** Start **

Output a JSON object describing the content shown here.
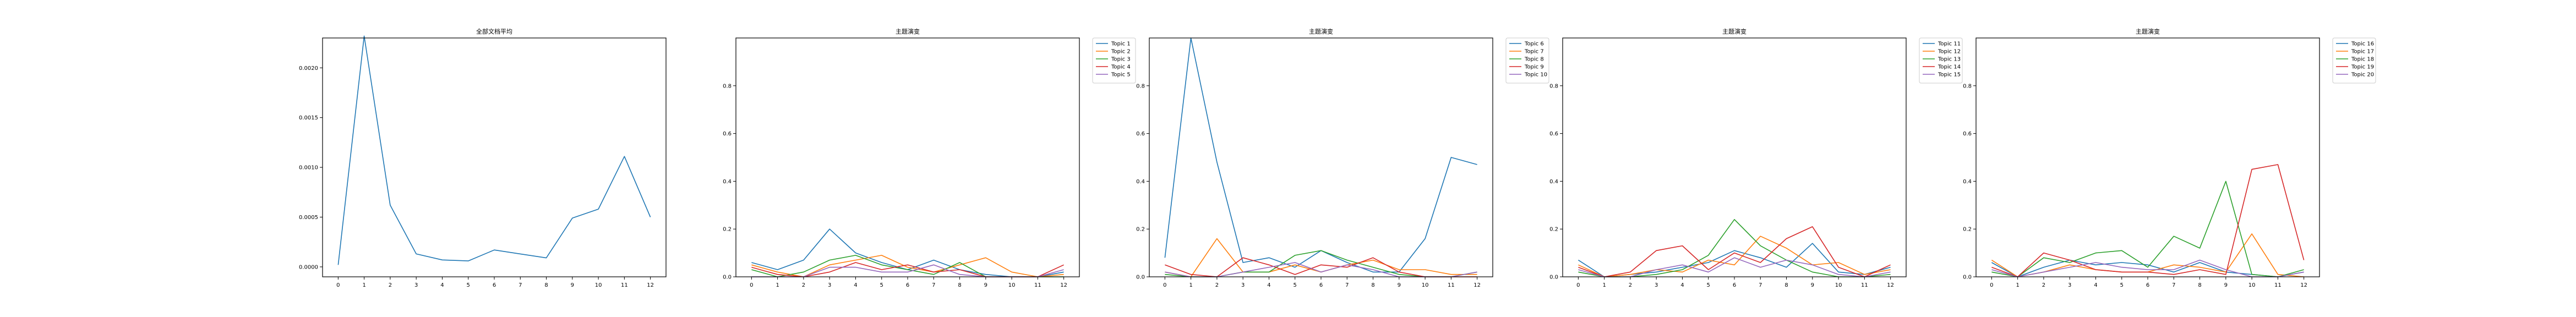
{
  "chart_data": [
    {
      "type": "line",
      "title": "全部文档平均",
      "xlabel": "",
      "ylabel": "",
      "x": [
        0,
        1,
        2,
        3,
        4,
        5,
        6,
        7,
        8,
        9,
        10,
        11,
        12
      ],
      "xlim": [
        -0.6,
        12.6
      ],
      "ylim": [
        -0.0001,
        0.0023
      ],
      "yticks": [
        0.0,
        0.0005,
        0.001,
        0.0015,
        0.002
      ],
      "ytick_labels": [
        "0.0000",
        "0.0005",
        "0.0010",
        "0.0015",
        "0.0020"
      ],
      "legend": false,
      "series": [
        {
          "values": [
            2e-05,
            0.00232,
            0.00062,
            0.00013,
            7e-05,
            6e-05,
            0.00017,
            0.00013,
            9e-05,
            0.00049,
            0.00058,
            0.00111,
            0.0005
          ],
          "color": "#1f77b4"
        }
      ]
    },
    {
      "type": "line",
      "title": "主题演变",
      "xlabel": "",
      "ylabel": "",
      "x": [
        0,
        1,
        2,
        3,
        4,
        5,
        6,
        7,
        8,
        9,
        10,
        11,
        12
      ],
      "xlim": [
        -0.6,
        12.6
      ],
      "ylim": [
        0,
        1.0
      ],
      "yticks": [
        0.0,
        0.2,
        0.4,
        0.6,
        0.8
      ],
      "ytick_labels": [
        "0.0",
        "0.2",
        "0.4",
        "0.6",
        "0.8"
      ],
      "legend": true,
      "legend_position": "outside-top-right",
      "series": [
        {
          "name": "Topic 1",
          "values": [
            0.06,
            0.03,
            0.07,
            0.2,
            0.1,
            0.06,
            0.03,
            0.07,
            0.03,
            0.01,
            0.0,
            0.0,
            0.02
          ],
          "color": "#1f77b4"
        },
        {
          "name": "Topic 2",
          "values": [
            0.05,
            0.02,
            0.0,
            0.05,
            0.07,
            0.09,
            0.04,
            0.02,
            0.05,
            0.08,
            0.02,
            0.0,
            0.01
          ],
          "color": "#ff7f0e"
        },
        {
          "name": "Topic 3",
          "values": [
            0.03,
            0.0,
            0.02,
            0.07,
            0.09,
            0.05,
            0.03,
            0.01,
            0.06,
            0.0,
            0.0,
            0.0,
            0.0
          ],
          "color": "#2ca02c"
        },
        {
          "name": "Topic 4",
          "values": [
            0.04,
            0.01,
            0.0,
            0.02,
            0.06,
            0.03,
            0.05,
            0.02,
            0.03,
            0.0,
            0.0,
            0.0,
            0.05
          ],
          "color": "#d62728"
        },
        {
          "name": "Topic 5",
          "values": [
            0.0,
            0.0,
            0.0,
            0.04,
            0.04,
            0.02,
            0.02,
            0.05,
            0.01,
            0.0,
            0.0,
            0.0,
            0.03
          ],
          "color": "#9467bd"
        }
      ]
    },
    {
      "type": "line",
      "title": "主题演变",
      "xlabel": "",
      "ylabel": "",
      "x": [
        0,
        1,
        2,
        3,
        4,
        5,
        6,
        7,
        8,
        9,
        10,
        11,
        12
      ],
      "xlim": [
        -0.6,
        12.6
      ],
      "ylim": [
        0,
        1.0
      ],
      "yticks": [
        0.0,
        0.2,
        0.4,
        0.6,
        0.8
      ],
      "ytick_labels": [
        "0.0",
        "0.2",
        "0.4",
        "0.6",
        "0.8"
      ],
      "legend": true,
      "legend_position": "outside-top-right",
      "series": [
        {
          "name": "Topic 6",
          "values": [
            0.08,
            1.0,
            0.48,
            0.06,
            0.08,
            0.04,
            0.11,
            0.06,
            0.02,
            0.02,
            0.16,
            0.5,
            0.47
          ],
          "color": "#1f77b4"
        },
        {
          "name": "Topic 7",
          "values": [
            0.02,
            0.0,
            0.16,
            0.02,
            0.02,
            0.05,
            0.02,
            0.05,
            0.07,
            0.03,
            0.03,
            0.01,
            0.01
          ],
          "color": "#ff7f0e"
        },
        {
          "name": "Topic 8",
          "values": [
            0.01,
            0.0,
            0.0,
            0.02,
            0.02,
            0.09,
            0.11,
            0.07,
            0.04,
            0.01,
            0.0,
            0.0,
            0.02
          ],
          "color": "#2ca02c"
        },
        {
          "name": "Topic 9",
          "values": [
            0.05,
            0.01,
            0.0,
            0.08,
            0.05,
            0.01,
            0.05,
            0.04,
            0.08,
            0.02,
            0.0,
            0.0,
            0.0
          ],
          "color": "#d62728"
        },
        {
          "name": "Topic 10",
          "values": [
            0.02,
            0.0,
            0.0,
            0.02,
            0.04,
            0.06,
            0.02,
            0.05,
            0.03,
            0.0,
            0.0,
            0.0,
            0.02
          ],
          "color": "#9467bd"
        }
      ]
    },
    {
      "type": "line",
      "title": "主题演变",
      "xlabel": "",
      "ylabel": "",
      "x": [
        0,
        1,
        2,
        3,
        4,
        5,
        6,
        7,
        8,
        9,
        10,
        11,
        12
      ],
      "xlim": [
        -0.6,
        12.6
      ],
      "ylim": [
        0,
        1.0
      ],
      "yticks": [
        0.0,
        0.2,
        0.4,
        0.6,
        0.8
      ],
      "ytick_labels": [
        "0.0",
        "0.2",
        "0.4",
        "0.6",
        "0.8"
      ],
      "legend": true,
      "legend_position": "outside-top-right",
      "series": [
        {
          "name": "Topic 11",
          "values": [
            0.07,
            0.0,
            0.01,
            0.02,
            0.04,
            0.06,
            0.11,
            0.08,
            0.04,
            0.14,
            0.02,
            0.01,
            0.04
          ],
          "color": "#1f77b4"
        },
        {
          "name": "Topic 12",
          "values": [
            0.05,
            0.0,
            0.01,
            0.03,
            0.02,
            0.07,
            0.05,
            0.17,
            0.12,
            0.05,
            0.06,
            0.01,
            0.03
          ],
          "color": "#ff7f0e"
        },
        {
          "name": "Topic 13",
          "values": [
            0.02,
            0.0,
            0.0,
            0.01,
            0.03,
            0.09,
            0.24,
            0.13,
            0.07,
            0.02,
            0.0,
            0.0,
            0.01
          ],
          "color": "#2ca02c"
        },
        {
          "name": "Topic 14",
          "values": [
            0.04,
            0.0,
            0.02,
            0.11,
            0.13,
            0.03,
            0.1,
            0.06,
            0.16,
            0.21,
            0.04,
            0.0,
            0.05
          ],
          "color": "#d62728"
        },
        {
          "name": "Topic 15",
          "values": [
            0.03,
            0.0,
            0.0,
            0.03,
            0.05,
            0.02,
            0.08,
            0.04,
            0.07,
            0.05,
            0.01,
            0.0,
            0.02
          ],
          "color": "#9467bd"
        }
      ]
    },
    {
      "type": "line",
      "title": "主题演变",
      "xlabel": "",
      "ylabel": "",
      "x": [
        0,
        1,
        2,
        3,
        4,
        5,
        6,
        7,
        8,
        9,
        10,
        11,
        12
      ],
      "xlim": [
        -0.6,
        12.6
      ],
      "ylim": [
        0,
        1.0
      ],
      "yticks": [
        0.0,
        0.2,
        0.4,
        0.6,
        0.8
      ],
      "ytick_labels": [
        "0.0",
        "0.2",
        "0.4",
        "0.6",
        "0.8"
      ],
      "legend": true,
      "legend_position": "outside-top-right",
      "series": [
        {
          "name": "Topic 16",
          "values": [
            0.06,
            0.0,
            0.04,
            0.07,
            0.05,
            0.06,
            0.05,
            0.02,
            0.06,
            0.02,
            0.01,
            0.0,
            0.02
          ],
          "color": "#1f77b4"
        },
        {
          "name": "Topic 17",
          "values": [
            0.07,
            0.0,
            0.02,
            0.05,
            0.03,
            0.02,
            0.02,
            0.05,
            0.04,
            0.02,
            0.18,
            0.01,
            0.0
          ],
          "color": "#ff7f0e"
        },
        {
          "name": "Topic 18",
          "values": [
            0.02,
            0.0,
            0.08,
            0.06,
            0.1,
            0.11,
            0.04,
            0.17,
            0.12,
            0.4,
            0.01,
            0.0,
            0.03
          ],
          "color": "#2ca02c"
        },
        {
          "name": "Topic 19",
          "values": [
            0.04,
            0.0,
            0.1,
            0.07,
            0.03,
            0.02,
            0.02,
            0.01,
            0.03,
            0.01,
            0.45,
            0.47,
            0.07
          ],
          "color": "#d62728"
        },
        {
          "name": "Topic 20",
          "values": [
            0.03,
            0.0,
            0.02,
            0.04,
            0.06,
            0.04,
            0.03,
            0.03,
            0.07,
            0.03,
            0.0,
            0.0,
            0.02
          ],
          "color": "#9467bd"
        }
      ]
    }
  ]
}
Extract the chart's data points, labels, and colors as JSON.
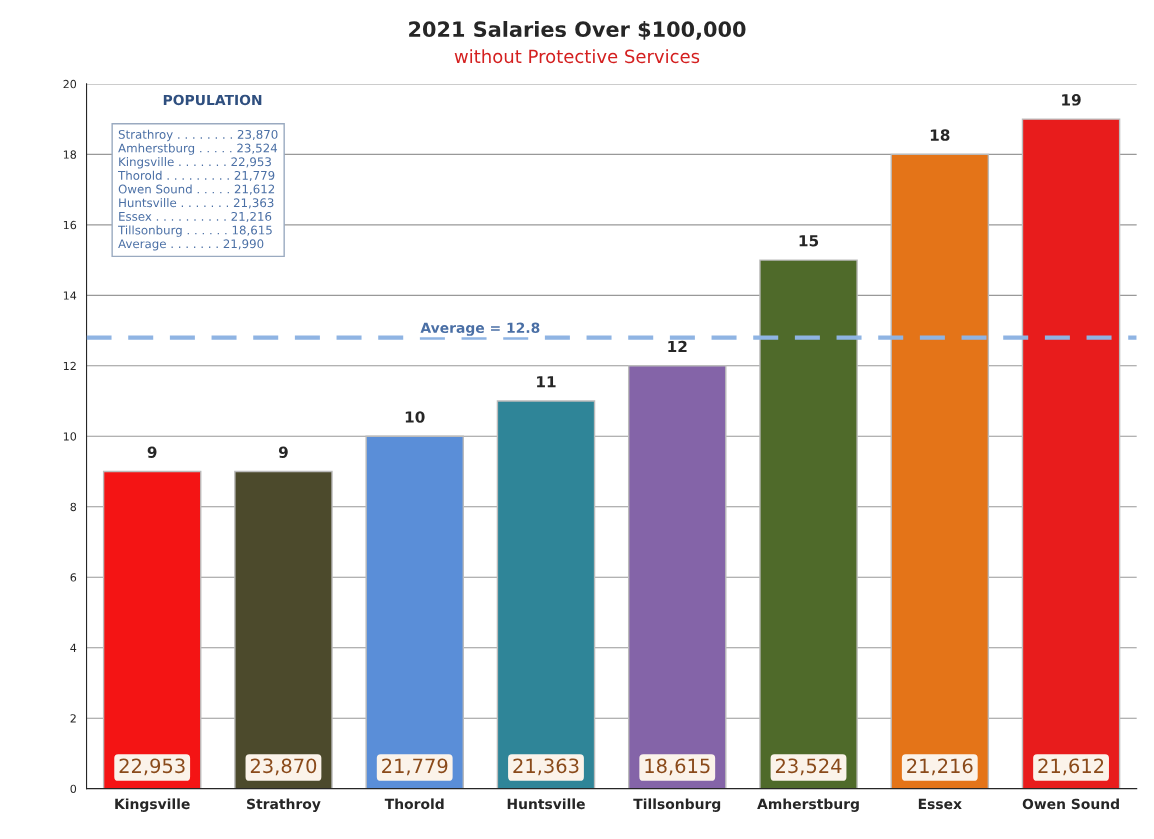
{
  "chart_data": {
    "type": "bar",
    "title": "2021 Salaries Over $100,000",
    "subtitle": "without Protective Services",
    "categories": [
      "Kingsville",
      "Strathroy",
      "Thorold",
      "Huntsville",
      "Tillsonburg",
      "Amherstburg",
      "Essex",
      "Owen Sound"
    ],
    "values": [
      9,
      9,
      10,
      11,
      12,
      15,
      18,
      19
    ],
    "colors": [
      "#f41414",
      "#4c4a2c",
      "#5a8ed8",
      "#2f8598",
      "#8464a8",
      "#4f6a2a",
      "#e47418",
      "#e81c1c"
    ],
    "ylim": [
      0,
      20
    ],
    "yticks": [
      0,
      2,
      4,
      6,
      8,
      10,
      12,
      14,
      16,
      18,
      20
    ],
    "grid": "y",
    "data_labels": true,
    "ref_lines": [
      {
        "axis": "y",
        "value": 12.8,
        "label": "Average = 12.8",
        "color": "#8fb4e3",
        "line_style": "dashed"
      }
    ],
    "annotations": [
      "22,953",
      "23,870",
      "21,779",
      "21,363",
      "18,615",
      "23,524",
      "21,216",
      "21,612",
      "POPULATION",
      "Strathroy . . . . . . . . 23,870",
      "Amherstburg . . . . . 23,524",
      "Kingsville . . . . . . . 22,953",
      "Thorold . . . . . . . . . 21,779",
      "Owen Sound . . . . . 21,612",
      "Huntsville . . . . . . . 21,363",
      "Essex . . . . . . . . . . 21,216",
      "Tillsonburg . . . . . . 18,615",
      "Average . . . . . . . 21,990"
    ]
  }
}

** End **

• TASK DETAILS: Output only the lines from the one that contains "Extract the chart's" to the end of the entries above, both end lines included, and drop the pictures.

• THE RESPONSE:
Extract the chart's data points, labels, and colors as JSON.
{
  "chart_data": {
    "type": "bar",
    "title": "2021 Salaries Over $100,000",
    "subtitle": "without Protective Services",
    "categories": [
      "Kingsville",
      "Strathroy",
      "Thorold",
      "Huntsville",
      "Tillsonburg",
      "Amherstburg",
      "Essex",
      "Owen Sound"
    ],
    "values": [
      9,
      9,
      10,
      11,
      12,
      15,
      18,
      19
    ],
    "colors": [
      "#f41414",
      "#4c4a2c",
      "#5a8ed8",
      "#2f8598",
      "#8464a8",
      "#4f6a2a",
      "#e47418",
      "#e81c1c"
    ],
    "ylim": [
      0,
      20
    ],
    "yticks": [
      0,
      2,
      4,
      6,
      8,
      10,
      12,
      14,
      16,
      18,
      20
    ],
    "grid": "y",
    "data_labels": true,
    "ref_lines": [
      {
        "axis": "y",
        "value": 12.8,
        "label": "Average = 12.8",
        "color": "#8fb4e3",
        "line_style": "dashed"
      }
    ],
    "annotations": [
      "22,953",
      "23,870",
      "21,779",
      "21,363",
      "18,615",
      "23,524",
      "21,216",
      "21,612",
      "POPULATION",
      "Strathroy . . . . . . . . 23,870",
      "Amherstburg . . . . . 23,524",
      "Kingsville . . . . . . . 22,953",
      "Thorold . . . . . . . . . 21,779",
      "Owen Sound . . . . . 21,612",
      "Huntsville . . . . . . . 21,363",
      "Essex . . . . . . . . . . 21,216",
      "Tillsonburg . . . . . . 18,615",
      "Average . . . . . . . 21,990"
    ]
  }
}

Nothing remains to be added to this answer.